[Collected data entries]
__________________________________________________
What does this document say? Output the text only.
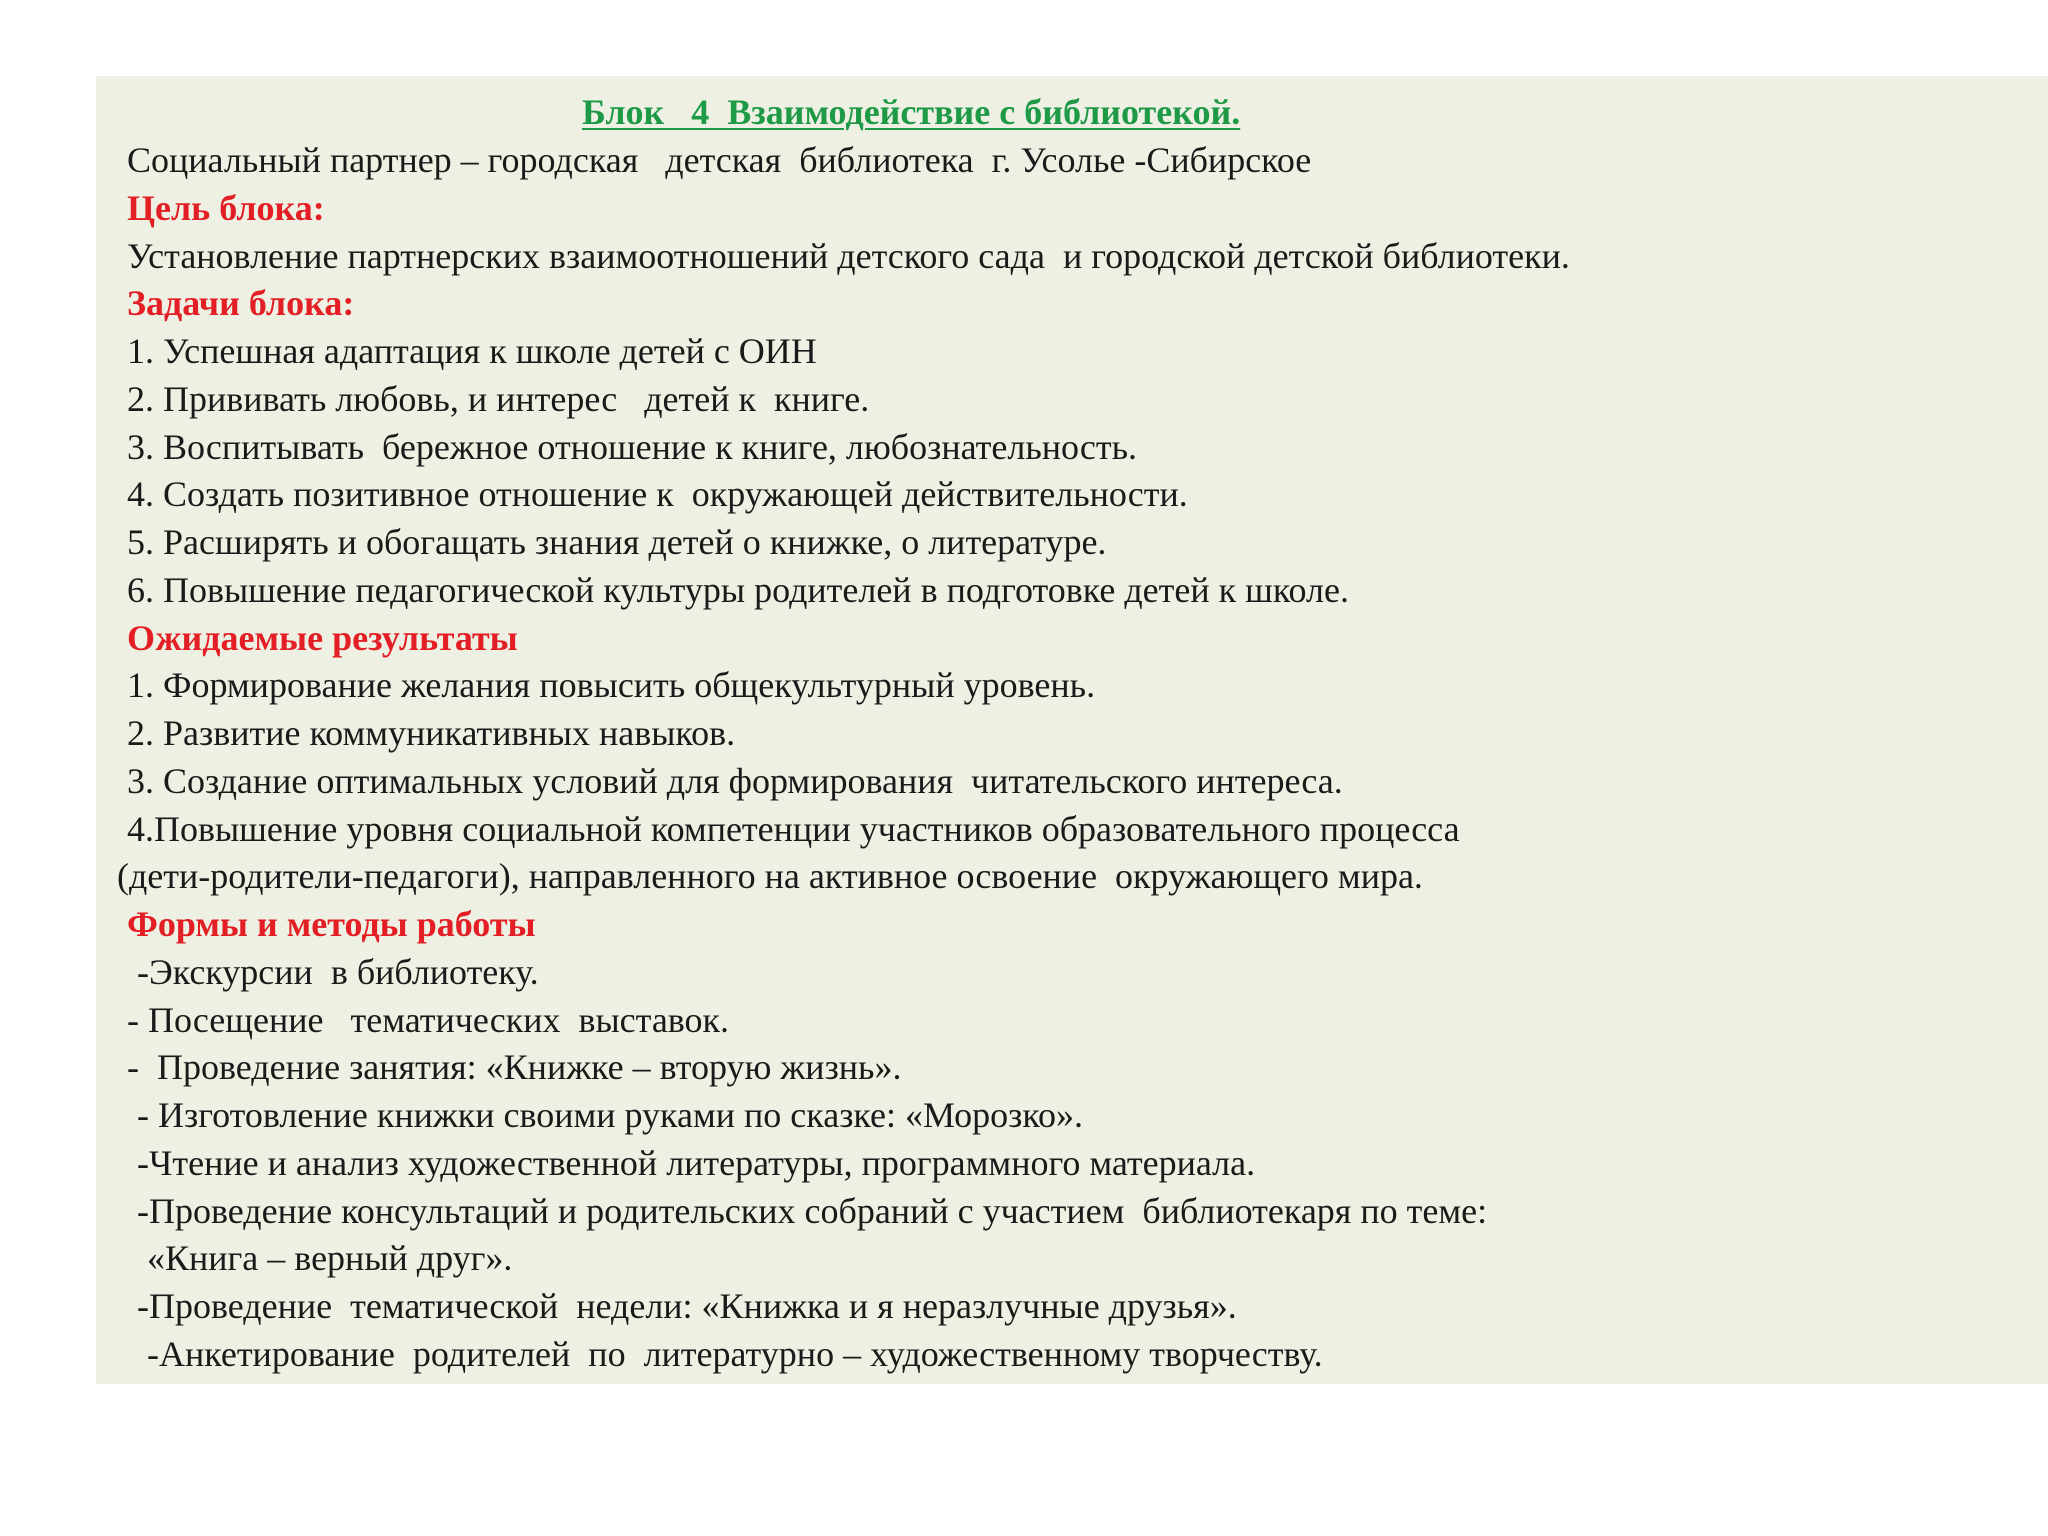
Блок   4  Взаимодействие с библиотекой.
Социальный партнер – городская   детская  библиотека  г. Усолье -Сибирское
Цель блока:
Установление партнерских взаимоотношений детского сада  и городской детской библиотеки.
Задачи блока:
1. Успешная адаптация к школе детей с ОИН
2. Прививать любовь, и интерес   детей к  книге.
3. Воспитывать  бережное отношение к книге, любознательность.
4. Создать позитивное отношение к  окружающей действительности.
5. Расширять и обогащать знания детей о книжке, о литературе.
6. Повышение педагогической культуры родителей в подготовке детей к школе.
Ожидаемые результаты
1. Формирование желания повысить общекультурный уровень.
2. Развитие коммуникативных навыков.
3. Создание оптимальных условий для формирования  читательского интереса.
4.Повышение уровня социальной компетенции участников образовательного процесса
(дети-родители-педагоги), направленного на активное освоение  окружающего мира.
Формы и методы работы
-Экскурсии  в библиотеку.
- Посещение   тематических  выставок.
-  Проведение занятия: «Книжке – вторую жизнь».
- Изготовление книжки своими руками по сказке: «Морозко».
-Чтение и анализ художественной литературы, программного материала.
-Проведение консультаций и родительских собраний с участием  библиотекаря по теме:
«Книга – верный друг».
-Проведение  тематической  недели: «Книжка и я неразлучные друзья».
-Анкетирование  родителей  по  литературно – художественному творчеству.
__________________________________________________
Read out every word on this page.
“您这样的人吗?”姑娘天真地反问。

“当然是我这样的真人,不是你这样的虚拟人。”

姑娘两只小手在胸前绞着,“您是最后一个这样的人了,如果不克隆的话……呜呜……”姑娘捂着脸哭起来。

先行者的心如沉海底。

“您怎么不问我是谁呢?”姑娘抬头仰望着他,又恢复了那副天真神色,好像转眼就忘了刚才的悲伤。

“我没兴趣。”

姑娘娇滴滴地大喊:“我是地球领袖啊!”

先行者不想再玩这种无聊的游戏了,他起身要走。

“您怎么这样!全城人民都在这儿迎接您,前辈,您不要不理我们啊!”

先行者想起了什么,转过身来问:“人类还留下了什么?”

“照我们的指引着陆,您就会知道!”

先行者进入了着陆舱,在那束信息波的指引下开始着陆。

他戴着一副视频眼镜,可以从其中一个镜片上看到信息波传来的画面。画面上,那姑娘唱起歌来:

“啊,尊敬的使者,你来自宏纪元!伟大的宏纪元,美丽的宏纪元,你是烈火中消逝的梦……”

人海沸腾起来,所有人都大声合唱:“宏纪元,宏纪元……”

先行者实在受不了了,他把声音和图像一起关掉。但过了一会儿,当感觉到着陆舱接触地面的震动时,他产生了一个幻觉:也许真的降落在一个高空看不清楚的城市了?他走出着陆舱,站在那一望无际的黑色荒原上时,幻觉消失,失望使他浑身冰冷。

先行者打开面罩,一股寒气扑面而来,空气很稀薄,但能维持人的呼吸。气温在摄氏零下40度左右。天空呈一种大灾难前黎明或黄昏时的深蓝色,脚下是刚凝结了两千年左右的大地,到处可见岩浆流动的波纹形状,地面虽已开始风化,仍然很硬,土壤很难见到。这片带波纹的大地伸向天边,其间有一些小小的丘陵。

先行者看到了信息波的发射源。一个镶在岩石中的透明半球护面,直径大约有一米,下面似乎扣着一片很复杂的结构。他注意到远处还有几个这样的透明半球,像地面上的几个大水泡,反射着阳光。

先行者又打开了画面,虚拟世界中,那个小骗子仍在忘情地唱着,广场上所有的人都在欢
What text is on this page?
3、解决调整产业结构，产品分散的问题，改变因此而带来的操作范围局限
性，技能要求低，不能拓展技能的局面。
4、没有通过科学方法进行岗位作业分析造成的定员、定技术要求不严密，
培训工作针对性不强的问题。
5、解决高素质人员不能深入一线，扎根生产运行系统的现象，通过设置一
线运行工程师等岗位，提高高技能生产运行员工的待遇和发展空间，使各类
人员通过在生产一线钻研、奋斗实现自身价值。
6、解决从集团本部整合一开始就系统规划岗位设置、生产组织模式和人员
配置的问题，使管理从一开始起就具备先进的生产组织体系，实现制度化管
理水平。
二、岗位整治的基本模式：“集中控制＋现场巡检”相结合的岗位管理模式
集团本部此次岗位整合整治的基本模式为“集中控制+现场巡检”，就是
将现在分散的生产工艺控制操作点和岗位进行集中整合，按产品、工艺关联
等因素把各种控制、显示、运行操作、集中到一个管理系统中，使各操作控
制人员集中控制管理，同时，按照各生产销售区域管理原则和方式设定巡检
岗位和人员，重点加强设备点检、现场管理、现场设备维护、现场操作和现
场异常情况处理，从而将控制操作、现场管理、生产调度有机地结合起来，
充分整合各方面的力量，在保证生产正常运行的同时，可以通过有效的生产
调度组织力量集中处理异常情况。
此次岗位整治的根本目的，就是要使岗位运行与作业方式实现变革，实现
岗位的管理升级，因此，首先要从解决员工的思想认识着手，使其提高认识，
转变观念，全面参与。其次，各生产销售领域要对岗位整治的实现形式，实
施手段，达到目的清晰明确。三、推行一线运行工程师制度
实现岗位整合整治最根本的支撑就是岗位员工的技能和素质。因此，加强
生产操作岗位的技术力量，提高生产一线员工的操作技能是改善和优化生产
__________________________________________________
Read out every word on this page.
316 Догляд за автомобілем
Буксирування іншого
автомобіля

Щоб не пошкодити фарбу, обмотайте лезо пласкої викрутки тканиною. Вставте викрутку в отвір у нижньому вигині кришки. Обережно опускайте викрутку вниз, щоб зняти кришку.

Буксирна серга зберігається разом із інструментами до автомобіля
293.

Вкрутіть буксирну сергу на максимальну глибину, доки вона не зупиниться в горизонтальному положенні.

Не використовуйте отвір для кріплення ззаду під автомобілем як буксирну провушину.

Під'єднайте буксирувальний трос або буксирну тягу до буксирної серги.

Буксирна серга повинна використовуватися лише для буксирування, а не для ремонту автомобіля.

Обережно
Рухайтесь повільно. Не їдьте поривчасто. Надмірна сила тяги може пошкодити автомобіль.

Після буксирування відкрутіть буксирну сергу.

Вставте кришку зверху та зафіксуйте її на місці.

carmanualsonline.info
__________________________________________________
**Work to be completed**
Filter out all lines lacking the word "отвір" and copy the rest.

**Answer for the task**
Щоб не пошкодити фарбу, обмотайте лезо пласкої викрутки тканиною. Вставте викрутку в отвір у нижньому вигині кришки. Обережно опускайте викрутку вниз, щоб зняти кришку.
Не використовуйте отвір для кріплення ззаду під автомобілем як буксирну провушину.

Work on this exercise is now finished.